*Given instruction*
Print out each record below, unaltered and complete, without its images.

*Data provided*

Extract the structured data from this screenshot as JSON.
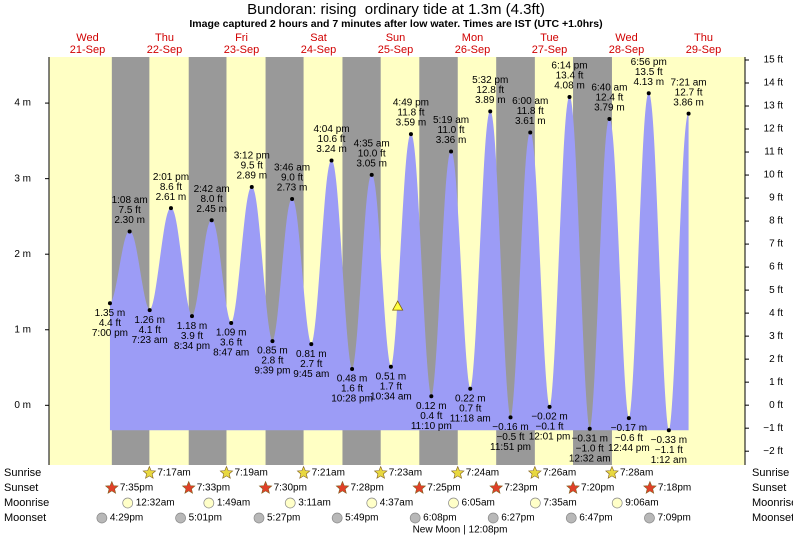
{
  "chart_data": {
    "type": "tide",
    "title": "Bundoran: rising  ordinary tide at 1.3m (4.3ft)",
    "subtitle": "Image captured 2 hours and 7 minutes after low water. Times are IST (UTC +1.0hrs)",
    "days": [
      {
        "weekday": "Wed",
        "date": "21-Sep"
      },
      {
        "weekday": "Thu",
        "date": "22-Sep"
      },
      {
        "weekday": "Fri",
        "date": "23-Sep"
      },
      {
        "weekday": "Sat",
        "date": "24-Sep"
      },
      {
        "weekday": "Sun",
        "date": "25-Sep"
      },
      {
        "weekday": "Mon",
        "date": "26-Sep"
      },
      {
        "weekday": "Tue",
        "date": "27-Sep"
      },
      {
        "weekday": "Wed",
        "date": "28-Sep"
      },
      {
        "weekday": "Thu",
        "date": "29-Sep"
      }
    ],
    "tides": {
      "dates": [
        "21-Sep",
        "22-Sep",
        "22-Sep",
        "22-Sep",
        "22-Sep",
        "23-Sep",
        "23-Sep",
        "23-Sep",
        "23-Sep",
        "24-Sep",
        "24-Sep",
        "24-Sep",
        "24-Sep",
        "25-Sep",
        "25-Sep",
        "25-Sep",
        "25-Sep",
        "26-Sep",
        "26-Sep",
        "26-Sep",
        "26-Sep",
        "27-Sep",
        "27-Sep",
        "27-Sep",
        "28-Sep",
        "28-Sep",
        "28-Sep",
        "28-Sep",
        "29-Sep",
        "29-Sep"
      ],
      "times": [
        "7:00 pm",
        "1:08 am",
        "7:23 am",
        "2:01 pm",
        "8:34 pm",
        "2:42 am",
        "8:47 am",
        "3:12 pm",
        "9:39 pm",
        "3:46 am",
        "9:45 am",
        "4:04 pm",
        "10:28 pm",
        "4:35 am",
        "10:34 am",
        "4:49 pm",
        "11:10 pm",
        "5:19 am",
        "11:18 am",
        "5:32 pm",
        "11:51 pm",
        "6:00 am",
        "12:01 pm",
        "6:14 pm",
        "12:32 am",
        "6:40 am",
        "12:44 pm",
        "6:56 pm",
        "1:12 am",
        "7:21 am"
      ],
      "values": [
        1.35,
        2.3,
        1.26,
        2.61,
        1.18,
        2.45,
        1.09,
        2.89,
        0.85,
        2.73,
        0.81,
        3.24,
        0.48,
        3.05,
        0.51,
        3.59,
        0.12,
        3.36,
        0.22,
        3.89,
        -0.16,
        3.61,
        -0.02,
        4.08,
        -0.31,
        3.79,
        -0.17,
        4.13,
        -0.33,
        3.86
      ],
      "value_labels": [
        "1.35 m",
        "2.30 m",
        "1.26 m",
        "2.61 m",
        "1.18 m",
        "2.45 m",
        "1.09 m",
        "2.89 m",
        "0.85 m",
        "2.73 m",
        "0.81 m",
        "3.24 m",
        "0.48 m",
        "3.05 m",
        "0.51 m",
        "3.59 m",
        "0.12 m",
        "3.36 m",
        "0.22 m",
        "3.89 m",
        "−0.16 m",
        "3.61 m",
        "−0.02 m",
        "4.08 m",
        "−0.31 m",
        "3.79 m",
        "−0.17 m",
        "4.13 m",
        "−0.33 m",
        "3.86 m"
      ],
      "ft_labels": [
        "4.4 ft",
        "7.5 ft",
        "4.1 ft",
        "8.6 ft",
        "3.9 ft",
        "8.0 ft",
        "3.6 ft",
        "9.5 ft",
        "2.8 ft",
        "9.0 ft",
        "2.7 ft",
        "10.6 ft",
        "1.6 ft",
        "10.0 ft",
        "1.7 ft",
        "11.8 ft",
        "0.4 ft",
        "11.0 ft",
        "0.7 ft",
        "12.8 ft",
        "−0.5 ft",
        "11.8 ft",
        "−0.1 ft",
        "13.4 ft",
        "−1.0 ft",
        "12.4 ft",
        "−0.6 ft",
        "13.5 ft",
        "−1.1 ft",
        "12.7 ft"
      ]
    },
    "color": "#9c9cf6",
    "current": {
      "height": 1.3,
      "date": "25-Sep"
    },
    "ylim": [
      -0.79,
      4.61
    ],
    "yticks": [
      {
        "value": 0,
        "label": "0 m"
      },
      {
        "value": 1,
        "label": "1 m"
      },
      {
        "value": 2,
        "label": "2 m"
      },
      {
        "value": 3,
        "label": "3 m"
      },
      {
        "value": 4,
        "label": "4 m"
      }
    ],
    "y2lim": [
      -2.6,
      15.13
    ],
    "y2ticks": [
      {
        "value": -2,
        "label": "−2 ft"
      },
      {
        "value": -1,
        "label": "−1 ft"
      },
      {
        "value": 0,
        "label": "0 ft"
      },
      {
        "value": 1,
        "label": "1 ft"
      },
      {
        "value": 2,
        "label": "2 ft"
      },
      {
        "value": 3,
        "label": "3 ft"
      },
      {
        "value": 4,
        "label": "4 ft"
      },
      {
        "value": 5,
        "label": "5 ft"
      },
      {
        "value": 6,
        "label": "6 ft"
      },
      {
        "value": 7,
        "label": "7 ft"
      },
      {
        "value": 8,
        "label": "8 ft"
      },
      {
        "value": 9,
        "label": "9 ft"
      },
      {
        "value": 10,
        "label": "10 ft"
      },
      {
        "value": 11,
        "label": "11 ft"
      },
      {
        "value": 12,
        "label": "12 ft"
      },
      {
        "value": 13,
        "label": "13 ft"
      },
      {
        "value": 14,
        "label": "14 ft"
      },
      {
        "value": 15,
        "label": "15 ft"
      }
    ],
    "rows": [
      {
        "label": "Sunrise",
        "icon": "sun",
        "color": "#e8d840",
        "dates": [
          "22-Sep",
          "23-Sep",
          "24-Sep",
          "25-Sep",
          "26-Sep",
          "27-Sep",
          "28-Sep"
        ],
        "times": [
          "7:17am",
          "7:19am",
          "7:21am",
          "7:23am",
          "7:24am",
          "7:26am",
          "7:28am"
        ]
      },
      {
        "label": "Sunset",
        "icon": "sun",
        "color": "#e04028",
        "dates": [
          "21-Sep",
          "22-Sep",
          "23-Sep",
          "24-Sep",
          "25-Sep",
          "26-Sep",
          "27-Sep",
          "28-Sep"
        ],
        "times": [
          "7:35pm",
          "7:33pm",
          "7:30pm",
          "7:28pm",
          "7:25pm",
          "7:23pm",
          "7:20pm",
          "7:18pm"
        ]
      },
      {
        "label": "Moonrise",
        "icon": "moon",
        "color": "#ffffc8",
        "dates": [
          "22-Sep",
          "23-Sep",
          "24-Sep",
          "25-Sep",
          "26-Sep",
          "27-Sep",
          "28-Sep"
        ],
        "times": [
          "12:32am",
          "1:49am",
          "3:11am",
          "4:37am",
          "6:05am",
          "7:35am",
          "9:06am"
        ]
      },
      {
        "label": "Moonset",
        "icon": "moon",
        "color": "#b8b8b8",
        "dates": [
          "21-Sep",
          "22-Sep",
          "23-Sep",
          "24-Sep",
          "25-Sep",
          "26-Sep",
          "27-Sep",
          "28-Sep"
        ],
        "times": [
          "4:29pm",
          "5:01pm",
          "5:27pm",
          "5:49pm",
          "6:08pm",
          "6:27pm",
          "6:47pm",
          "7:09pm"
        ]
      }
    ],
    "moon_phase": "New Moon | 12:08pm"
  }
}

*The output*
Extract the structured data from this screenshot as JSON.
{
  "chart_data": {
    "type": "tide",
    "title": "Bundoran: rising  ordinary tide at 1.3m (4.3ft)",
    "subtitle": "Image captured 2 hours and 7 minutes after low water. Times are IST (UTC +1.0hrs)",
    "days": [
      {
        "weekday": "Wed",
        "date": "21-Sep"
      },
      {
        "weekday": "Thu",
        "date": "22-Sep"
      },
      {
        "weekday": "Fri",
        "date": "23-Sep"
      },
      {
        "weekday": "Sat",
        "date": "24-Sep"
      },
      {
        "weekday": "Sun",
        "date": "25-Sep"
      },
      {
        "weekday": "Mon",
        "date": "26-Sep"
      },
      {
        "weekday": "Tue",
        "date": "27-Sep"
      },
      {
        "weekday": "Wed",
        "date": "28-Sep"
      },
      {
        "weekday": "Thu",
        "date": "29-Sep"
      }
    ],
    "tides": {
      "dates": [
        "21-Sep",
        "22-Sep",
        "22-Sep",
        "22-Sep",
        "22-Sep",
        "23-Sep",
        "23-Sep",
        "23-Sep",
        "23-Sep",
        "24-Sep",
        "24-Sep",
        "24-Sep",
        "24-Sep",
        "25-Sep",
        "25-Sep",
        "25-Sep",
        "25-Sep",
        "26-Sep",
        "26-Sep",
        "26-Sep",
        "26-Sep",
        "27-Sep",
        "27-Sep",
        "27-Sep",
        "28-Sep",
        "28-Sep",
        "28-Sep",
        "28-Sep",
        "29-Sep",
        "29-Sep"
      ],
      "times": [
        "7:00 pm",
        "1:08 am",
        "7:23 am",
        "2:01 pm",
        "8:34 pm",
        "2:42 am",
        "8:47 am",
        "3:12 pm",
        "9:39 pm",
        "3:46 am",
        "9:45 am",
        "4:04 pm",
        "10:28 pm",
        "4:35 am",
        "10:34 am",
        "4:49 pm",
        "11:10 pm",
        "5:19 am",
        "11:18 am",
        "5:32 pm",
        "11:51 pm",
        "6:00 am",
        "12:01 pm",
        "6:14 pm",
        "12:32 am",
        "6:40 am",
        "12:44 pm",
        "6:56 pm",
        "1:12 am",
        "7:21 am"
      ],
      "values": [
        1.35,
        2.3,
        1.26,
        2.61,
        1.18,
        2.45,
        1.09,
        2.89,
        0.85,
        2.73,
        0.81,
        3.24,
        0.48,
        3.05,
        0.51,
        3.59,
        0.12,
        3.36,
        0.22,
        3.89,
        -0.16,
        3.61,
        -0.02,
        4.08,
        -0.31,
        3.79,
        -0.17,
        4.13,
        -0.33,
        3.86
      ],
      "value_labels": [
        "1.35 m",
        "2.30 m",
        "1.26 m",
        "2.61 m",
        "1.18 m",
        "2.45 m",
        "1.09 m",
        "2.89 m",
        "0.85 m",
        "2.73 m",
        "0.81 m",
        "3.24 m",
        "0.48 m",
        "3.05 m",
        "0.51 m",
        "3.59 m",
        "0.12 m",
        "3.36 m",
        "0.22 m",
        "3.89 m",
        "−0.16 m",
        "3.61 m",
        "−0.02 m",
        "4.08 m",
        "−0.31 m",
        "3.79 m",
        "−0.17 m",
        "4.13 m",
        "−0.33 m",
        "3.86 m"
      ],
      "ft_labels": [
        "4.4 ft",
        "7.5 ft",
        "4.1 ft",
        "8.6 ft",
        "3.9 ft",
        "8.0 ft",
        "3.6 ft",
        "9.5 ft",
        "2.8 ft",
        "9.0 ft",
        "2.7 ft",
        "10.6 ft",
        "1.6 ft",
        "10.0 ft",
        "1.7 ft",
        "11.8 ft",
        "0.4 ft",
        "11.0 ft",
        "0.7 ft",
        "12.8 ft",
        "−0.5 ft",
        "11.8 ft",
        "−0.1 ft",
        "13.4 ft",
        "−1.0 ft",
        "12.4 ft",
        "−0.6 ft",
        "13.5 ft",
        "−1.1 ft",
        "12.7 ft"
      ]
    },
    "color": "#9c9cf6",
    "current": {
      "height": 1.3,
      "date": "25-Sep"
    },
    "ylim": [
      -0.79,
      4.61
    ],
    "yticks": [
      {
        "value": 0,
        "label": "0 m"
      },
      {
        "value": 1,
        "label": "1 m"
      },
      {
        "value": 2,
        "label": "2 m"
      },
      {
        "value": 3,
        "label": "3 m"
      },
      {
        "value": 4,
        "label": "4 m"
      }
    ],
    "y2lim": [
      -2.6,
      15.13
    ],
    "y2ticks": [
      {
        "value": -2,
        "label": "−2 ft"
      },
      {
        "value": -1,
        "label": "−1 ft"
      },
      {
        "value": 0,
        "label": "0 ft"
      },
      {
        "value": 1,
        "label": "1 ft"
      },
      {
        "value": 2,
        "label": "2 ft"
      },
      {
        "value": 3,
        "label": "3 ft"
      },
      {
        "value": 4,
        "label": "4 ft"
      },
      {
        "value": 5,
        "label": "5 ft"
      },
      {
        "value": 6,
        "label": "6 ft"
      },
      {
        "value": 7,
        "label": "7 ft"
      },
      {
        "value": 8,
        "label": "8 ft"
      },
      {
        "value": 9,
        "label": "9 ft"
      },
      {
        "value": 10,
        "label": "10 ft"
      },
      {
        "value": 11,
        "label": "11 ft"
      },
      {
        "value": 12,
        "label": "12 ft"
      },
      {
        "value": 13,
        "label": "13 ft"
      },
      {
        "value": 14,
        "label": "14 ft"
      },
      {
        "value": 15,
        "label": "15 ft"
      }
    ],
    "rows": [
      {
        "label": "Sunrise",
        "icon": "sun",
        "color": "#e8d840",
        "dates": [
          "22-Sep",
          "23-Sep",
          "24-Sep",
          "25-Sep",
          "26-Sep",
          "27-Sep",
          "28-Sep"
        ],
        "times": [
          "7:17am",
          "7:19am",
          "7:21am",
          "7:23am",
          "7:24am",
          "7:26am",
          "7:28am"
        ]
      },
      {
        "label": "Sunset",
        "icon": "sun",
        "color": "#e04028",
        "dates": [
          "21-Sep",
          "22-Sep",
          "23-Sep",
          "24-Sep",
          "25-Sep",
          "26-Sep",
          "27-Sep",
          "28-Sep"
        ],
        "times": [
          "7:35pm",
          "7:33pm",
          "7:30pm",
          "7:28pm",
          "7:25pm",
          "7:23pm",
          "7:20pm",
          "7:18pm"
        ]
      },
      {
        "label": "Moonrise",
        "icon": "moon",
        "color": "#ffffc8",
        "dates": [
          "22-Sep",
          "23-Sep",
          "24-Sep",
          "25-Sep",
          "26-Sep",
          "27-Sep",
          "28-Sep"
        ],
        "times": [
          "12:32am",
          "1:49am",
          "3:11am",
          "4:37am",
          "6:05am",
          "7:35am",
          "9:06am"
        ]
      },
      {
        "label": "Moonset",
        "icon": "moon",
        "color": "#b8b8b8",
        "dates": [
          "21-Sep",
          "22-Sep",
          "23-Sep",
          "24-Sep",
          "25-Sep",
          "26-Sep",
          "27-Sep",
          "28-Sep"
        ],
        "times": [
          "4:29pm",
          "5:01pm",
          "5:27pm",
          "5:49pm",
          "6:08pm",
          "6:27pm",
          "6:47pm",
          "7:09pm"
        ]
      }
    ],
    "moon_phase": "New Moon | 12:08pm"
  }
}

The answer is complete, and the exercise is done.